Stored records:
╔══

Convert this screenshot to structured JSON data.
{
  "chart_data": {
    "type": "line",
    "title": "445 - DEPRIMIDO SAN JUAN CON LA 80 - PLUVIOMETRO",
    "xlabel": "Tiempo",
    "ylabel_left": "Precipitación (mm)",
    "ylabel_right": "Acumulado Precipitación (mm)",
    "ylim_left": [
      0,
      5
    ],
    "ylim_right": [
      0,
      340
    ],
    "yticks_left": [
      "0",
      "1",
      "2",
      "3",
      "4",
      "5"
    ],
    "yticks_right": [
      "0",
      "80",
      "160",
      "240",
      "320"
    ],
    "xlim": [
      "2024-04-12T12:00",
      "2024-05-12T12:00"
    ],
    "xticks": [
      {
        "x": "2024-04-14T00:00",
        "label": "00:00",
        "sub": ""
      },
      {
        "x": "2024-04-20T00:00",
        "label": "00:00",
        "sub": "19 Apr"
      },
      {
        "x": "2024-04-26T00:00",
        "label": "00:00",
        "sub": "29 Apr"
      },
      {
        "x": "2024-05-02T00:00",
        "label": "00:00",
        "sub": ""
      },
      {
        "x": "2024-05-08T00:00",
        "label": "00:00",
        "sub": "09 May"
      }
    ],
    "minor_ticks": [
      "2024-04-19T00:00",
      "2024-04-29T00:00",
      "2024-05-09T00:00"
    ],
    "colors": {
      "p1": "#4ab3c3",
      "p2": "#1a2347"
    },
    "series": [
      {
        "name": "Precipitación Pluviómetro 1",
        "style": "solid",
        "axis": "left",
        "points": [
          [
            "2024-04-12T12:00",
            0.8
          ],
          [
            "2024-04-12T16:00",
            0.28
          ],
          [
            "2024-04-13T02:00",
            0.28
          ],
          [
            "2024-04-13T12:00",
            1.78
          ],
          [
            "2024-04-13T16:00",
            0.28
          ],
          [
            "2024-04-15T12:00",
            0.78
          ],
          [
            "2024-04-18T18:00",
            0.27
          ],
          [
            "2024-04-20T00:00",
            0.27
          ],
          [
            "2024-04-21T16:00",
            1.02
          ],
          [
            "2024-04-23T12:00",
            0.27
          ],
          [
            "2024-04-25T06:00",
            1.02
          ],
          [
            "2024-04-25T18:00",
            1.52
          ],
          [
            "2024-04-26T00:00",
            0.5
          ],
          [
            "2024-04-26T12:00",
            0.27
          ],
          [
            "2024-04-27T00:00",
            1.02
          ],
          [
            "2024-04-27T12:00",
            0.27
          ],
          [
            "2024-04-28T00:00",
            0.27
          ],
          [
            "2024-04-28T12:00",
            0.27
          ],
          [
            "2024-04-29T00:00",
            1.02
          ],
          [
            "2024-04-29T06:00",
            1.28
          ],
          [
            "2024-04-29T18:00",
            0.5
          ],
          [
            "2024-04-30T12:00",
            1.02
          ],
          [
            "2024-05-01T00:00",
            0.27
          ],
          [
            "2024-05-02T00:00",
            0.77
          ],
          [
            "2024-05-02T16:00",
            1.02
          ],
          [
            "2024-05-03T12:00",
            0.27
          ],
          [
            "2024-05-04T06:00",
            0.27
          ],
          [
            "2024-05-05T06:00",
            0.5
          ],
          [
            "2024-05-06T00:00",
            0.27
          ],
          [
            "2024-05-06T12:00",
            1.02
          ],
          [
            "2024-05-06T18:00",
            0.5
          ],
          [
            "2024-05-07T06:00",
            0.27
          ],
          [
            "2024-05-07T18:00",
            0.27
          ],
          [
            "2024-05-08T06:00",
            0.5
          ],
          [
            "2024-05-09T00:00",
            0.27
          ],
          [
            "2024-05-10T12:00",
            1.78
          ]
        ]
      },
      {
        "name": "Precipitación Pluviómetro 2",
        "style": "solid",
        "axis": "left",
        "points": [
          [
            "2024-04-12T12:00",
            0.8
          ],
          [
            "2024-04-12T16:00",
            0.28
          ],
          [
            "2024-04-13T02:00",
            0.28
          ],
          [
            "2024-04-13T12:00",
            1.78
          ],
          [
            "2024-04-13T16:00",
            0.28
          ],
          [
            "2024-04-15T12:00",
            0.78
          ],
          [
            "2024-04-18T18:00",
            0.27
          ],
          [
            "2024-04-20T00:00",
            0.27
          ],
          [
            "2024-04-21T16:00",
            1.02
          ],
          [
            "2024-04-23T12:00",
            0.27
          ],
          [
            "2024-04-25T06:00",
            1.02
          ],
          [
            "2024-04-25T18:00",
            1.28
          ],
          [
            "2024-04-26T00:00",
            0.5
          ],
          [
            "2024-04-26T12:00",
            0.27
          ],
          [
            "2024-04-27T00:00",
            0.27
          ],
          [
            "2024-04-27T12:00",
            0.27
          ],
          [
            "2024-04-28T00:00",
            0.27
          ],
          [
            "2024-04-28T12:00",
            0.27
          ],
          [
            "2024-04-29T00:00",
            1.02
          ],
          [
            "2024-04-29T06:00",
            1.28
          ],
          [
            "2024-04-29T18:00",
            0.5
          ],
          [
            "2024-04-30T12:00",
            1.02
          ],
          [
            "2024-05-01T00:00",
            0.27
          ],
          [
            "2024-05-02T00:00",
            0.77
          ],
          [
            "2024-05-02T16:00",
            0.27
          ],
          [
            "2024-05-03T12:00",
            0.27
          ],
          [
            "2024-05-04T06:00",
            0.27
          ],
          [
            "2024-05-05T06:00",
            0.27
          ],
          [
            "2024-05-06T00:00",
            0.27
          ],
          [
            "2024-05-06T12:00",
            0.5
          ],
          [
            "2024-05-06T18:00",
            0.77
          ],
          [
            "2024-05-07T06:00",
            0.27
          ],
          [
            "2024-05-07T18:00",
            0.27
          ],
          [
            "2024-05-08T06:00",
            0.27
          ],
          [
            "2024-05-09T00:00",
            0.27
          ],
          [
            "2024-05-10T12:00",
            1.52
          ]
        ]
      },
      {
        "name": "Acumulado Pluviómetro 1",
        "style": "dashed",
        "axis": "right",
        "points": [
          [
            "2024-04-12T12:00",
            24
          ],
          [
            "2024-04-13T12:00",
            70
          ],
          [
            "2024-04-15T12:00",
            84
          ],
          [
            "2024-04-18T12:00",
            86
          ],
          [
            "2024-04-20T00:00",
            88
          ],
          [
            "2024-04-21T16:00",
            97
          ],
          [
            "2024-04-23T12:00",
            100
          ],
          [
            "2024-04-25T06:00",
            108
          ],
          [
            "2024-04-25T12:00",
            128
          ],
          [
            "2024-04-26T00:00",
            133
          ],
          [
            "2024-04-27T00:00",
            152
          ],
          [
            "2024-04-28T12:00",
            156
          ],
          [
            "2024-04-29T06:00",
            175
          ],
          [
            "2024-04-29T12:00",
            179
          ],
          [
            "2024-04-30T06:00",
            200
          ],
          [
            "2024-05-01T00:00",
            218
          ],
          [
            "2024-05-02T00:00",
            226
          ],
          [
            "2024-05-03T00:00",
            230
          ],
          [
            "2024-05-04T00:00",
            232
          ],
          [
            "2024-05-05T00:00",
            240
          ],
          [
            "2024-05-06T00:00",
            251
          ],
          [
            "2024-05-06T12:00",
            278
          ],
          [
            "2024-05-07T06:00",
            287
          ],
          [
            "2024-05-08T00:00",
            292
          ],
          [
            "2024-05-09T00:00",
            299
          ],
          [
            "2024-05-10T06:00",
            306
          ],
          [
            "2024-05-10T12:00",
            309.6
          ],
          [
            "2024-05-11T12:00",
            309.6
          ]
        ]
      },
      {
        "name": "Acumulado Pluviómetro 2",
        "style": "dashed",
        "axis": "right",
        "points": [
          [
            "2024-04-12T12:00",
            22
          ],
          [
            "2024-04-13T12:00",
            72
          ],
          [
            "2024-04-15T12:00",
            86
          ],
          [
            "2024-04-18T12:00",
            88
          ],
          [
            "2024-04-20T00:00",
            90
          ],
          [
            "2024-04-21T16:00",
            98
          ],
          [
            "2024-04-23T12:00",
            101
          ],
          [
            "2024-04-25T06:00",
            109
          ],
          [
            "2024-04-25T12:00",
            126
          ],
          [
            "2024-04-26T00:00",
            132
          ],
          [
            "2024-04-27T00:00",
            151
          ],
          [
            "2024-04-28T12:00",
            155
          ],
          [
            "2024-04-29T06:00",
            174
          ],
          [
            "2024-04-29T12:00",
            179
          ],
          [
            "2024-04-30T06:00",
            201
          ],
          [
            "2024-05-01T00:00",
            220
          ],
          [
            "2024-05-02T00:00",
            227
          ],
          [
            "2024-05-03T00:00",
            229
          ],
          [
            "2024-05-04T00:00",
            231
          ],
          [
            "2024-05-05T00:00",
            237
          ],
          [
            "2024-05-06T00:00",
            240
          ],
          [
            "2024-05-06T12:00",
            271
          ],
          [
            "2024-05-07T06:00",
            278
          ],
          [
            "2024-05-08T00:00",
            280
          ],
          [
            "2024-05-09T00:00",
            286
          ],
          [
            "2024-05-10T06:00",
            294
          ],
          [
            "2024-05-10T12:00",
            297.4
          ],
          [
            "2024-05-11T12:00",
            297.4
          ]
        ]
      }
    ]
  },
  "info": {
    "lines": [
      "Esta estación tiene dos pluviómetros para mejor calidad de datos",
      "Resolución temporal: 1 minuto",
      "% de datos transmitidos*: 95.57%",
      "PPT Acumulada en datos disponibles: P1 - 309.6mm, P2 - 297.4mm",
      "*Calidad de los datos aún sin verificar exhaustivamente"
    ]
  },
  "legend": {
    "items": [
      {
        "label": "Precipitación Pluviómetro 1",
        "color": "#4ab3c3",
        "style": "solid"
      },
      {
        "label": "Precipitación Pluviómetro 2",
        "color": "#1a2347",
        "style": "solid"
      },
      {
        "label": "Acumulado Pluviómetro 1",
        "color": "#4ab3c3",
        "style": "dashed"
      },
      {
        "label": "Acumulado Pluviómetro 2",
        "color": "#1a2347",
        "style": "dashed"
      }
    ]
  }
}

╚══

**Written problem**
Going through the entries above, tally each line that has the word "Precipitación". Answer with the number only.

**Solution for this exercise**
6